> [Description of the task]:
Write out these lines of data word for word, leaving out the pictures.

[START OF Supplied data]

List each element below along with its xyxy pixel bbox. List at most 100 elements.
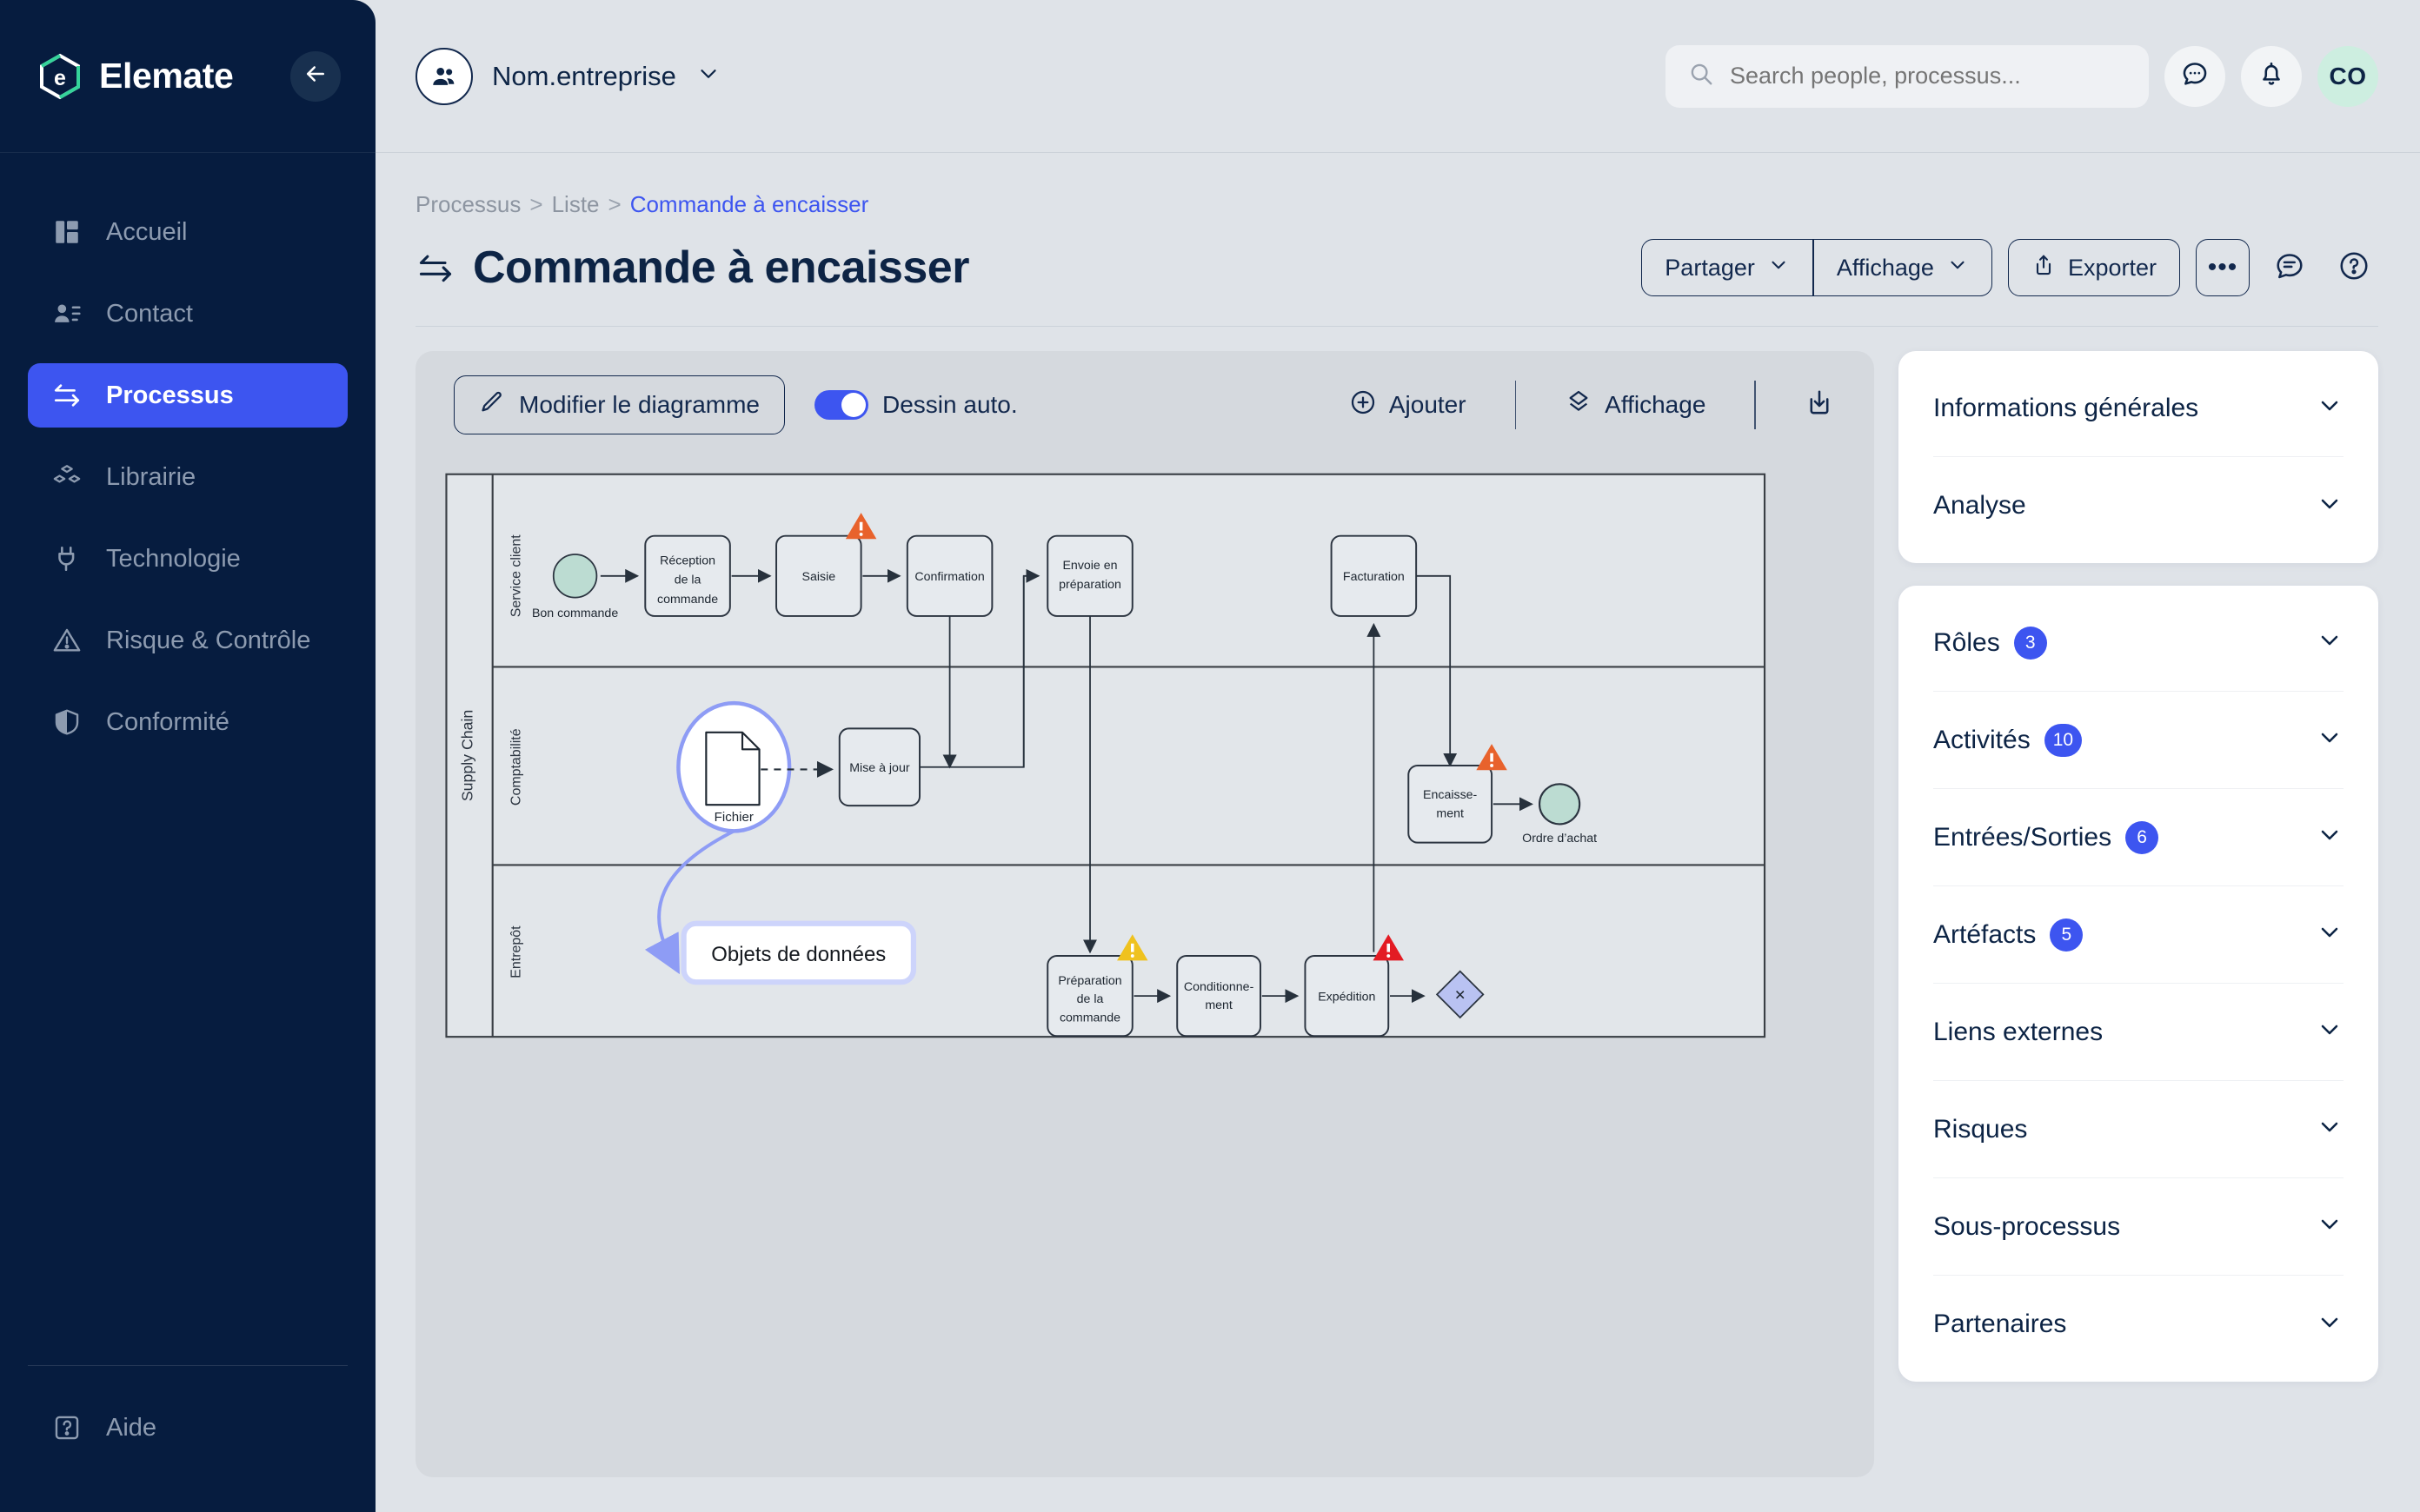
sidebar-item-conformite[interactable]: Conformité [28,690,348,754]
count-badge: 5 [2050,918,2084,952]
node-reception[interactable]: Réception de la commande [644,534,731,617]
sidebar-bottom: Aide [0,1366,376,1512]
count-badge: 6 [2125,820,2159,854]
svg-text:Conditionne-: Conditionne- [1184,980,1254,994]
accordion-entrees-sorties[interactable]: Entrées/Sorties 6 [1933,789,2344,886]
callout-label: Objets de données [711,943,886,966]
diagram-display-label: Affichage [1605,391,1706,418]
node-conditionnement[interactable]: Conditionne- ment [1176,955,1261,1038]
help-button[interactable] [2330,243,2378,292]
add-element-button[interactable]: Ajouter [1330,388,1486,422]
sidebar-item-risque-controle[interactable]: Risque & Contrôle [28,608,348,673]
sidebar-item-processus[interactable]: Processus [28,363,348,428]
diagram-canvas[interactable]: Supply Chain Service client Comptabilité… [416,459,1874,1477]
lane-label-service-client: Service client [509,534,524,617]
process-flow-icon [416,248,455,288]
page-content: Modifier le diagramme Dessin auto. Ajout… [376,327,2420,1512]
svg-text:Réception: Réception [660,554,715,568]
download-diagram-button[interactable] [1785,388,1839,423]
add-label: Ajouter [1388,391,1466,418]
node-fichier[interactable]: Fichier [676,700,792,833]
accordion-artefacts[interactable]: Artéfacts 5 [1933,886,2344,984]
search-input[interactable] [1730,63,2126,90]
accordion-liens-externes[interactable]: Liens externes [1933,984,2344,1081]
svg-text:de la: de la [675,574,701,587]
node-confirmation[interactable]: Confirmation [906,534,994,617]
display-button[interactable]: Affichage [1812,239,1992,296]
diagram-display-button[interactable]: Affichage [1546,388,1725,422]
chevron-down-icon [2316,627,2344,659]
breadcrumb-item-liste[interactable]: Liste [552,191,600,218]
brand-logo[interactable]: e Elemate [37,53,234,100]
accordion-label: Analyse [1933,491,2026,520]
sidebar-item-librairie[interactable]: Librairie [28,445,348,509]
download-icon [1805,388,1834,423]
accordion-label: Activités [1933,725,2031,754]
chevron-down-icon [2316,1309,2344,1341]
diagram-card: Modifier le diagramme Dessin auto. Ajout… [416,351,1874,1477]
accordion-label: Sous-processus [1933,1211,2121,1241]
svg-text:Ordre d’achat: Ordre d’achat [1522,832,1597,846]
bpmn-diagram[interactable]: Supply Chain Service client Comptabilité… [416,459,1874,1076]
sidebar-item-technologie[interactable]: Technologie [28,527,348,591]
sidebar-collapse-button[interactable] [290,50,341,102]
accordion-label: Rôles [1933,627,2000,657]
sidebar: e Elemate Accueil Contact Processus Libr… [0,0,376,1512]
svg-text:Envoie en: Envoie en [1062,559,1117,573]
accordion-label: Entrées/Sorties [1933,822,2112,852]
details-card-secondary: Rôles 3 Activités 10 Entrées/Sorties 6 A… [1898,586,2378,1382]
user-avatar[interactable]: CO [2317,45,2378,107]
svg-text:Mise à jour: Mise à jour [849,761,910,775]
accordion-risques[interactable]: Risques [1933,1081,2344,1178]
auto-draw-toggle[interactable]: Dessin auto. [814,390,1018,420]
sidebar-item-accueil[interactable]: Accueil [28,200,348,264]
share-label: Partager [1665,254,1755,281]
sidebar-item-label: Contact [106,299,193,328]
comments-button[interactable] [2265,243,2314,292]
display-label: Affichage [1836,254,1934,281]
breadcrumb-item-current[interactable]: Commande à encaisser [630,191,869,218]
search-icon [1688,61,1714,91]
accordion-informations-generales[interactable]: Informations générales [1933,360,2344,457]
arrow-left-icon [302,61,329,91]
accordion-activites[interactable]: Activités 10 [1933,692,2344,789]
node-mise-a-jour[interactable]: Mise à jour [838,727,921,807]
help-square-icon [50,1411,83,1444]
export-button[interactable]: Exporter [2007,239,2180,296]
chevron-down-icon [695,61,721,91]
node-envoie-preparation[interactable]: Envoie en préparation [1047,534,1134,617]
page-actions: Partager Affichage Exporter ••• [1641,239,2378,296]
svg-text:commande: commande [1060,1011,1120,1025]
lane-label-comptabilite: Comptabilité [509,728,524,806]
breadcrumb-separator: > [608,191,622,217]
accordion-roles[interactable]: Rôles 3 [1933,594,2344,692]
chevron-down-icon [1767,254,1790,282]
sidebar-item-label: Processus [106,381,234,409]
more-options-button[interactable]: ••• [2196,239,2250,296]
accordion-partenaires[interactable]: Partenaires [1933,1276,2344,1373]
sidebar-item-aide[interactable]: Aide [28,1396,348,1460]
svg-text:ment: ment [1436,806,1464,820]
modify-diagram-button[interactable]: Modifier le diagramme [454,375,785,434]
share-button[interactable]: Partager [1641,239,1813,296]
upload-share-icon [2031,253,2056,283]
process-flow-icon [50,379,83,412]
accordion-label: Partenaires [1933,1310,2067,1338]
notifications-button[interactable] [2241,45,2302,107]
accordion-sous-processus[interactable]: Sous-processus [1933,1178,2344,1276]
node-facturation[interactable]: Facturation [1330,534,1418,617]
page-header: Processus > Liste > Commande à encaisser… [376,153,2420,327]
chat-button[interactable] [2164,45,2225,107]
search-box[interactable] [1665,44,2149,108]
sidebar-item-contact[interactable]: Contact [28,282,348,346]
blocks-icon [50,461,83,494]
breadcrumb-item-processus[interactable]: Processus [416,191,521,218]
svg-text:Saisie: Saisie [802,570,836,584]
toggle-switch[interactable] [814,390,868,420]
svg-text:Confirmation: Confirmation [914,570,984,584]
svg-text:ment: ment [1205,998,1233,1012]
org-switcher[interactable]: Nom.entreprise [416,47,721,105]
people-icon [416,47,473,105]
lane-label-entrepot: Entrepôt [509,925,524,978]
accordion-analyse[interactable]: Analyse [1933,457,2344,554]
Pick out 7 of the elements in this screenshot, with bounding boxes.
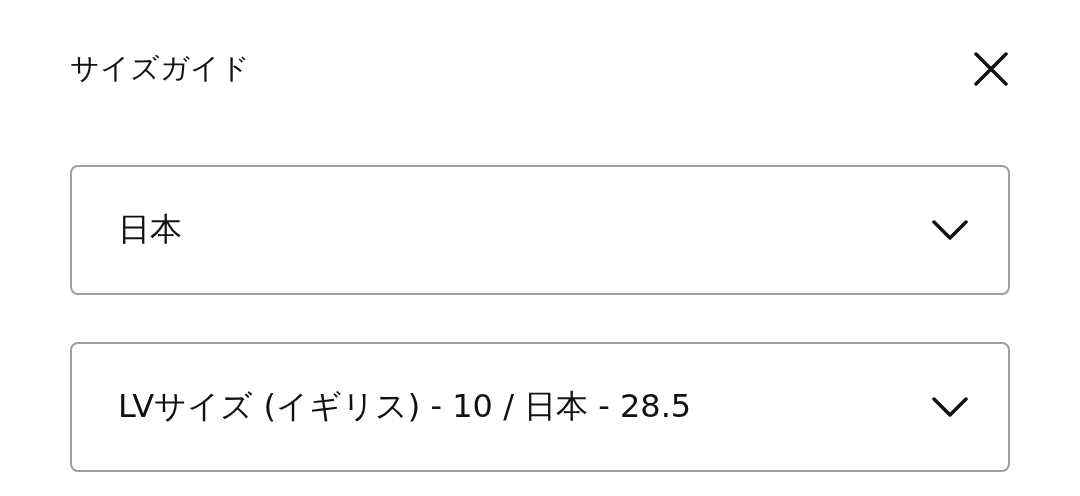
close-button[interactable] — [974, 52, 1008, 86]
dropdown-field[interactable]: 日本 — [70, 165, 1010, 295]
close-icon — [974, 52, 1008, 86]
dialog-title: サイズガイド — [70, 50, 250, 87]
chevron-down-icon — [932, 220, 968, 240]
chevron-down-icon — [932, 397, 968, 417]
dropdown-field[interactable]: LVサイズ (イギリス) - 10 / 日本 - 28.5 — [70, 342, 1010, 472]
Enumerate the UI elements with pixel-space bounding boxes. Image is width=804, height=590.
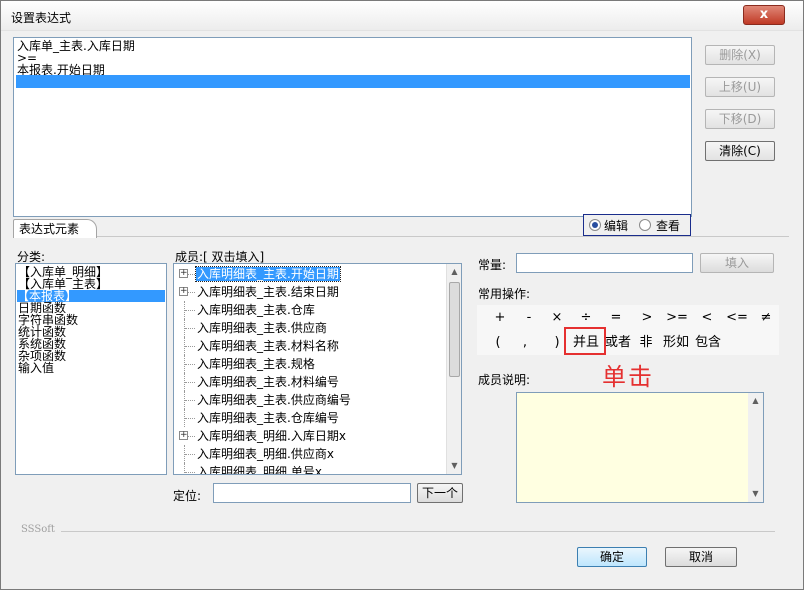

[END OF Supplied data]

> [Full solution]:
List each element below along with its xyxy pixel bbox. List at most 100 elements.
sidebar-item-conformite[interactable]: Conformité [28,690,348,754]
count-badge: 5 [2050,918,2084,952]
node-reception[interactable]: Réception de la commande [644,534,731,617]
sidebar-bottom: Aide [0,1366,376,1512]
count-badge: 6 [2125,820,2159,854]
svg-text:Conditionne-: Conditionne- [1184,980,1254,994]
accordion-entrees-sorties[interactable]: Entrées/Sorties 6 [1933,789,2344,886]
callout-label: Objets de données [711,943,886,966]
diagram-display-label: Affichage [1605,391,1706,418]
node-conditionnement[interactable]: Conditionne- ment [1176,955,1261,1038]
help-button[interactable] [2330,243,2378,292]
add-element-button[interactable]: Ajouter [1330,388,1486,422]
sidebar-item-risque-controle[interactable]: Risque & Contrôle [28,608,348,673]
sidebar-item-processus[interactable]: Processus [28,363,348,428]
diagram-canvas[interactable]: Supply Chain Service client Comptabilité… [416,459,1874,1477]
lane-label-service-client: Service client [509,534,524,617]
process-flow-icon [416,248,455,288]
page-content: Modifier le diagramme Dessin auto. Ajout… [376,327,2420,1512]
svg-text:Réception: Réception [660,554,715,568]
download-diagram-button[interactable] [1785,388,1839,423]
add-label: Ajouter [1388,391,1466,418]
node-fichier[interactable]: Fichier [676,700,792,833]
accordion-artefacts[interactable]: Artéfacts 5 [1933,886,2344,984]
search-input[interactable] [1730,63,2126,90]
accordion-liens-externes[interactable]: Liens externes [1933,984,2344,1081]
svg-text:de la: de la [675,574,701,587]
node-confirmation[interactable]: Confirmation [906,534,994,617]
display-button[interactable]: Affichage [1812,239,1992,296]
diagram-display-button[interactable]: Affichage [1546,388,1725,422]
chevron-down-icon [2316,627,2344,659]
breadcrumb-item-liste[interactable]: Liste [552,191,600,218]
brand-logo[interactable]: e Elemate [37,53,234,100]
accordion-label: Analyse [1933,491,2026,520]
sidebar-item-librairie[interactable]: Librairie [28,445,348,509]
download-icon [1805,388,1834,423]
accordion-label: Activités [1933,725,2031,754]
chevron-down-icon [2316,1309,2344,1341]
diagram-card: Modifier le diagramme Dessin auto. Ajout… [416,351,1874,1477]
accordion-label: Sous-processus [1933,1211,2121,1241]
svg-text:Ordre d’achat: Ordre d’achat [1522,832,1597,846]
bpmn-diagram[interactable]: Supply Chain Service client Comptabilité… [416,459,1874,1076]
sidebar-item-technologie[interactable]: Technologie [28,527,348,591]
sidebar-collapse-button[interactable] [290,50,341,102]
accordion-label: Rôles [1933,627,2000,657]
sidebar: e Elemate Accueil Contact Processus Libr… [0,0,376,1512]
svg-text:Envoie en: Envoie en [1062,559,1117,573]
accordion-label: Entrées/Sorties [1933,822,2112,852]
details-card-secondary: Rôles 3 Activités 10 Entrées/Sorties 6 A… [1898,586,2378,1382]
user-avatar[interactable]: CO [2317,45,2378,107]
svg-text:Mise à jour: Mise à jour [849,761,910,775]
accordion-risques[interactable]: Risques [1933,1081,2344,1178]
auto-draw-toggle[interactable]: Dessin auto. [814,390,1018,420]
sidebar-item-accueil[interactable]: Accueil [28,200,348,264]
share-label: Partager [1665,254,1755,281]
sidebar-item-label: Contact [106,299,193,328]
comments-button[interactable] [2265,243,2314,292]
display-label: Affichage [1836,254,1934,281]
breadcrumb-item-current[interactable]: Commande à encaisser [630,191,869,218]
search-icon [1688,61,1714,91]
accordion-informations-generales[interactable]: Informations générales [1933,360,2344,457]
arrow-left-icon [302,61,329,91]
accordion-activites[interactable]: Activités 10 [1933,692,2344,789]
node-mise-a-jour[interactable]: Mise à jour [838,727,921,807]
help-square-icon [50,1411,83,1444]
export-button[interactable]: Exporter [2007,239,2180,296]
chevron-down-icon [695,61,721,91]
node-envoie-preparation[interactable]: Envoie en préparation [1047,534,1134,617]
page-actions: Partager Affichage Exporter ••• [1641,239,2378,296]
svg-text:commande: commande [1060,1011,1120,1025]
lane-label-comptabilite: Comptabilité [509,728,524,806]
breadcrumb-separator: > [608,191,622,217]
accordion-roles[interactable]: Rôles 3 [1933,594,2344,692]
chevron-down-icon [1767,254,1790,282]
sidebar-item-label: Processus [106,381,234,409]
more-options-button[interactable]: ••• [2196,239,2250,296]
accordion-partenaires[interactable]: Partenaires [1933,1276,2344,1373]
sidebar-item-aide[interactable]: Aide [28,1396,348,1460]
svg-text:ment: ment [1436,806,1464,820]
modify-diagram-button[interactable]: Modifier le diagramme [454,375,785,434]
share-button[interactable]: Partager [1641,239,1813,296]
upload-share-icon [2031,253,2056,283]
process-flow-icon [50,379,83,412]
accordion-label: Partenaires [1933,1310,2067,1338]
notifications-button[interactable] [2241,45,2302,107]
accordion-sous-processus[interactable]: Sous-processus [1933,1178,2344,1276]
node-facturation[interactable]: Facturation [1330,534,1418,617]
page-header: Processus > Liste > Commande à encaisser… [376,153,2420,327]
chat-button[interactable] [2164,45,2225,107]
search-box[interactable] [1665,44,2149,108]
sidebar-item-contact[interactable]: Contact [28,282,348,346]
blocks-icon [50,461,83,494]
breadcrumb-item-processus[interactable]: Processus [416,191,521,218]
svg-text:Saisie: Saisie [802,570,836,584]
toggle-switch[interactable] [814,390,868,420]
svg-text:Confirmation: Confirmation [914,570,984,584]
svg-text:ment: ment [1205,998,1233,1012]
org-switcher[interactable]: Nom.entreprise [416,47,721,105]
people-icon [416,47,473,105]
lane-label-entrepot: Entrepôt [509,925,524,978]
accordion-analyse[interactable]: Analyse [1933,457,2344,554]
Pick out 7 of the elements in this screenshot, with bounding boxes.
close-button[interactable] — [974, 52, 1008, 86]
dropdown-field[interactable]: 日本 — [70, 165, 1010, 295]
close-icon — [974, 52, 1008, 86]
dialog-title: サイズガイド — [70, 50, 250, 87]
chevron-down-icon — [932, 220, 968, 240]
chevron-down-icon — [932, 397, 968, 417]
dropdown-field[interactable]: LVサイズ (イギリス) - 10 / 日本 - 28.5 — [70, 342, 1010, 472]
Enumerate the UI elements with pixel-space bounding boxes. Image is width=804, height=590.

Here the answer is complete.